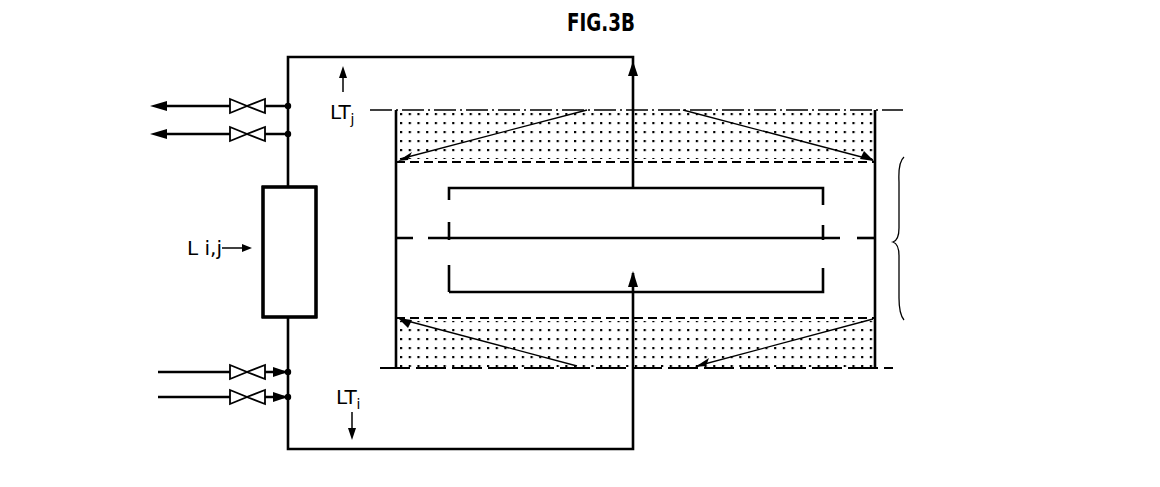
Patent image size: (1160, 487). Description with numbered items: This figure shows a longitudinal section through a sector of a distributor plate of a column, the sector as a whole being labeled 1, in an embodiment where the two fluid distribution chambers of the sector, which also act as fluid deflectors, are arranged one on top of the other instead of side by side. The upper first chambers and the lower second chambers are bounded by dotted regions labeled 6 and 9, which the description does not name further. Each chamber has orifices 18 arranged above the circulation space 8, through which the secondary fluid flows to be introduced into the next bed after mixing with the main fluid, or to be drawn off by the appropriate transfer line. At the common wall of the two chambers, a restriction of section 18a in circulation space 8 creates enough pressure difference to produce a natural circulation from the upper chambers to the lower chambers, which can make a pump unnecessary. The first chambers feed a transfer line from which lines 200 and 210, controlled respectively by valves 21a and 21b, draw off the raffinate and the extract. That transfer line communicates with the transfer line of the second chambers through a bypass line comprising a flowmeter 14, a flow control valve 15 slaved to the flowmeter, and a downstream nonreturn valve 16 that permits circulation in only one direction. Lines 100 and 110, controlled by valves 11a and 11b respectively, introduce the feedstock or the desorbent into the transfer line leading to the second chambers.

The reactor module 1 is at (622, 239).
The upper heat-exchange layer 6 is at (847, 158).
The circulation space 8 is at (636, 239).
The lower heat-exchange layer 9 is at (851, 321).
The flowmeter 14 is at (289, 252).
The flow control valve 15 is at (289, 252).
The downstream nonreturn valve 16 is at (289, 252).
The orifices 18 is at (452, 211).
The restriction of section 18a is at (421, 241).
The valve 21a is at (268, 95).
The valve 21b is at (266, 140).
The valve 11a is at (266, 366).
The valve 11b is at (268, 402).
The line 100 is at (204, 368).
The line 110 is at (208, 402).
The line 200 is at (206, 103).
The line 210 is at (206, 138).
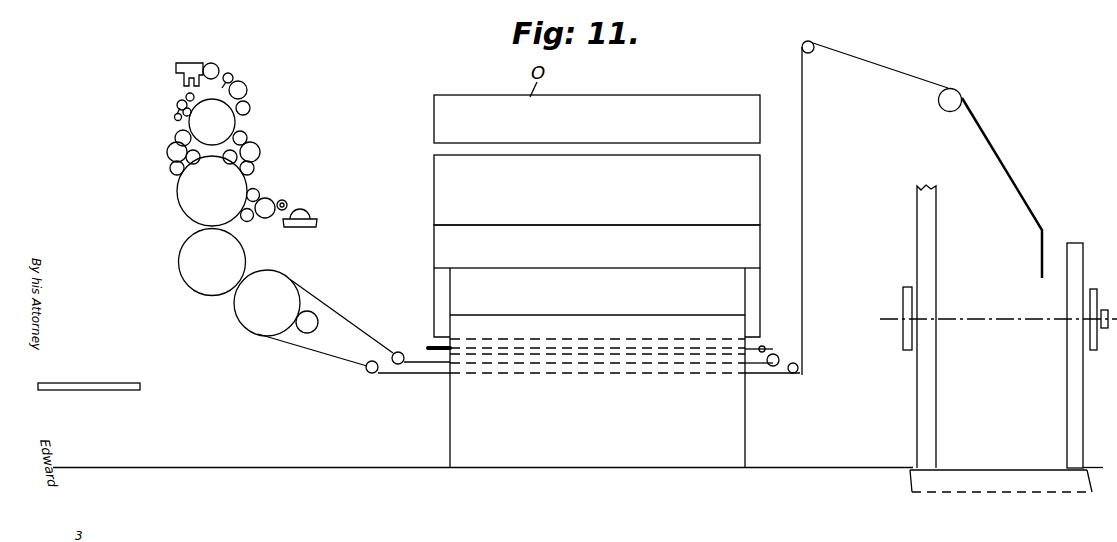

• [PROBLEM TO SOLVE] Count how many lines of the records above contain the word "upper", and reply with only that number.

• [RESPONSE] 2